Report all lines holding "frac".

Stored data
○ ○ ○ ○
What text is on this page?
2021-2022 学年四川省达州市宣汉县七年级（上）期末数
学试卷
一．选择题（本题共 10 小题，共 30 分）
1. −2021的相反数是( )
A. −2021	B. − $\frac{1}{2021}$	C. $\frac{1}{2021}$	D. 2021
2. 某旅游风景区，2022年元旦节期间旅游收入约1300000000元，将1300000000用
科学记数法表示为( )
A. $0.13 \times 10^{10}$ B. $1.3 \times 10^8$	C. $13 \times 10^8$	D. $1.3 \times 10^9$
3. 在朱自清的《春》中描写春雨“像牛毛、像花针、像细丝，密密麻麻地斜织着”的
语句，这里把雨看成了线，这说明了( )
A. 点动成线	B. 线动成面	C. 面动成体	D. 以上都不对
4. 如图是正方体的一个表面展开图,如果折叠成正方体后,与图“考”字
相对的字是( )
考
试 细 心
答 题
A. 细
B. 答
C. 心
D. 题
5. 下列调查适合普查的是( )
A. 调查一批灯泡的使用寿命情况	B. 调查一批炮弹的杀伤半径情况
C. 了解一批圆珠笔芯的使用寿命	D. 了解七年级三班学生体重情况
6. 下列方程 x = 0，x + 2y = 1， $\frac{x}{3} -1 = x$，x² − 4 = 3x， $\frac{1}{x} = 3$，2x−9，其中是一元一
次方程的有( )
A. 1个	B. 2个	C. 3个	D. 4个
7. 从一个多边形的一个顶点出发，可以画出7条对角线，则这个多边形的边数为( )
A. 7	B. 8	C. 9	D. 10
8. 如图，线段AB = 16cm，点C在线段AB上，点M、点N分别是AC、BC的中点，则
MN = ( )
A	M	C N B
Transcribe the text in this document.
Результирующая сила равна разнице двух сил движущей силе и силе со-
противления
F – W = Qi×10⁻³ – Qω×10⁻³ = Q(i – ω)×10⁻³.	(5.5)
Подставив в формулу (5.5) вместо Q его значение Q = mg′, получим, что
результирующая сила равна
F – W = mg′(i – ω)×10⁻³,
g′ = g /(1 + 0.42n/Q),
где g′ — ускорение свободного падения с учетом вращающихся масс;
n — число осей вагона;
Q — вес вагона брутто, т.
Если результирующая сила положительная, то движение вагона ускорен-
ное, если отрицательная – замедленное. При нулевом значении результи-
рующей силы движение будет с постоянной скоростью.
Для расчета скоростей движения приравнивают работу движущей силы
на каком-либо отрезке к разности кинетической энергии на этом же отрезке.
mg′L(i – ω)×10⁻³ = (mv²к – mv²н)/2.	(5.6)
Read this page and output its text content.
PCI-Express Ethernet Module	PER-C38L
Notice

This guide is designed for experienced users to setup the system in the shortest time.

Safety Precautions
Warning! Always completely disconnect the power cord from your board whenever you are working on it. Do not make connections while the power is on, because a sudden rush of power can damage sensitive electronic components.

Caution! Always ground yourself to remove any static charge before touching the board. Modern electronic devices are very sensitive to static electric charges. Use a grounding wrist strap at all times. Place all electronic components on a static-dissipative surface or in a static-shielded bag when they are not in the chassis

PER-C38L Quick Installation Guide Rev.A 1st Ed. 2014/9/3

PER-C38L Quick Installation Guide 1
○ ○ ○ ○
• [ANSWER TO THE TASK]
A. −2021	B. − $\frac{1}{2021}$	C. $\frac{1}{2021}$	D. 2021
6. 下列方程 x = 0，x + 2y = 1， $\frac{x}{3} -1 = x$，x² − 4 = 3x， $\frac{1}{x} = 3$，2x−9，其中是一元一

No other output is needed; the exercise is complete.